— Job —
Read the material below and count the lines holding the string "SULAWESI". Give that count with nothing added.

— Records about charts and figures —
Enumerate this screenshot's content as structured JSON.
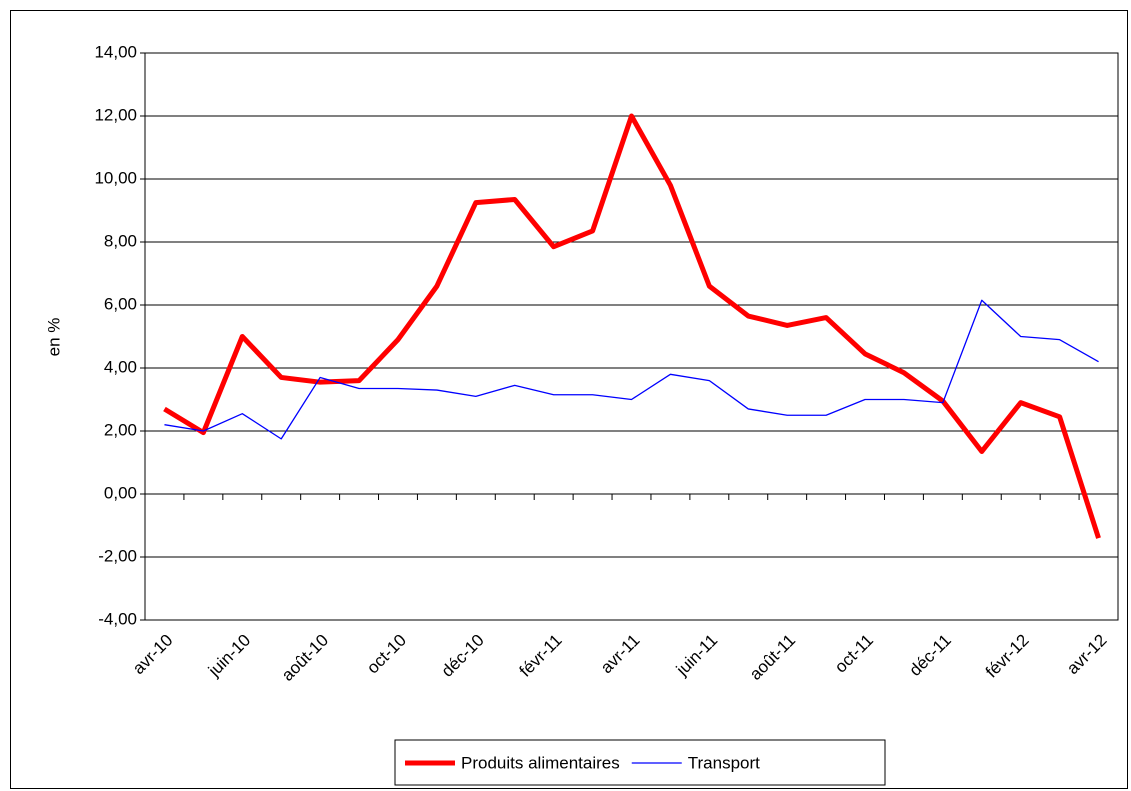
{
  "chart_data": {
    "type": "line",
    "y_label": "en %",
    "categories": [
      "avr-10",
      null,
      "juin-10",
      null,
      "août-10",
      null,
      "oct-10",
      null,
      "déc-10",
      null,
      "févr-11",
      null,
      "avr-11",
      null,
      "juin-11",
      null,
      "août-11",
      null,
      "oct-11",
      null,
      "déc-11",
      null,
      "févr-12",
      null,
      "avr-12"
    ],
    "series": [
      {
        "name": "Produits alimentaires",
        "color": "#ff0000",
        "values": [
          2.7,
          1.95,
          5.0,
          3.7,
          3.55,
          3.6,
          4.9,
          6.6,
          9.25,
          9.35,
          7.85,
          8.35,
          12.0,
          9.8,
          6.6,
          5.65,
          5.35,
          5.6,
          4.45,
          3.85,
          2.95,
          1.35,
          2.9,
          2.45,
          -1.4
        ]
      },
      {
        "name": "Transport",
        "color": "#0000ff",
        "values": [
          2.2,
          2.0,
          2.55,
          1.75,
          3.7,
          3.35,
          3.35,
          3.3,
          3.1,
          3.45,
          3.15,
          3.15,
          3.0,
          3.8,
          3.6,
          2.7,
          2.5,
          2.5,
          3.0,
          3.0,
          2.9,
          6.15,
          5.0,
          4.9,
          4.2
        ]
      }
    ],
    "ylim": [
      -4,
      14
    ],
    "yticks": [
      {
        "value": -4,
        "label": "-4,00"
      },
      {
        "value": -2,
        "label": "-2,00"
      },
      {
        "value": 0,
        "label": "0,00"
      },
      {
        "value": 2,
        "label": "2,00"
      },
      {
        "value": 4,
        "label": "4,00"
      },
      {
        "value": 6,
        "label": "6,00"
      },
      {
        "value": 8,
        "label": "8,00"
      },
      {
        "value": 10,
        "label": "10,00"
      },
      {
        "value": 12,
        "label": "12,00"
      },
      {
        "value": 14,
        "label": "14,00"
      }
    ],
    "grid": true,
    "legend": "bottom"
  }
}
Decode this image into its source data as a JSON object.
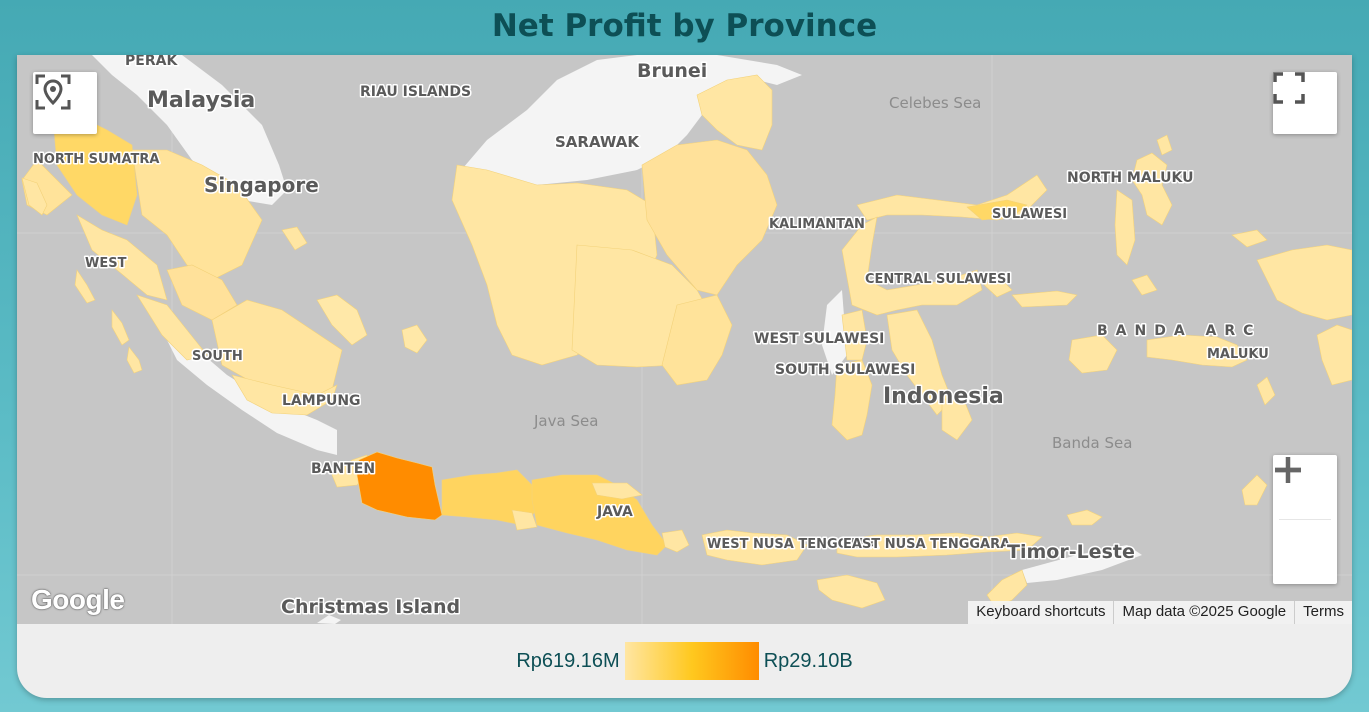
{
  "title": "Net Profit by Province",
  "map": {
    "labels": {
      "perak": "PERAK",
      "malaysia": "Malaysia",
      "riau_islands": "RIAU ISLANDS",
      "brunei": "Brunei",
      "sarawak": "SARAWAK",
      "singapore": "Singapore",
      "north_sumatra": "NORTH SUMATRA",
      "west_sumatra": "WEST",
      "south_sumatra": "SOUTH",
      "lampung": "LAMPUNG",
      "celebes_sea": "Celebes Sea",
      "north_maluku": "NORTH MALUKU",
      "sulawesi": "SULAWESI",
      "central_sulawesi": "CENTRAL SULAWESI",
      "west_sulawesi": "WEST SULAWESI",
      "south_sulawesi": "SOUTH SULAWESI",
      "indonesia": "Indonesia",
      "banda_arc": "BANDA ARC",
      "maluku": "MALUKU",
      "java_sea": "Java Sea",
      "banda_sea": "Banda Sea",
      "banten": "BANTEN",
      "java": "JAVA",
      "west_nusa_tenggara": "WEST NUSA TENGGARA",
      "east_nusa_tenggara": "EAST NUSA TENGGARA",
      "timor_leste": "Timor-Leste",
      "christmas_island": "Christmas Island",
      "kalimantan": "KALIMANTAN"
    },
    "controls": {
      "locate_icon": "map-locate-icon",
      "fullscreen_icon": "fullscreen-icon",
      "zoom_in_icon": "plus-icon",
      "zoom_out_icon": "minus-icon"
    },
    "logo": "Google",
    "attribution": {
      "keyboard": "Keyboard shortcuts",
      "data": "Map data ©2025 Google",
      "terms": "Terms"
    }
  },
  "legend": {
    "min_label": "Rp619.16M",
    "max_label": "Rp29.10B",
    "colors": [
      "#ffe6a3",
      "#ffc81e",
      "#ff8c00"
    ]
  },
  "colors": {
    "background": "#45a9b4",
    "title": "#0d4f55",
    "highest": "#ff8c00",
    "land_neighbors": "#f2f2f2",
    "sea": "#c6c6c6"
  }
}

— Exercise solution —
4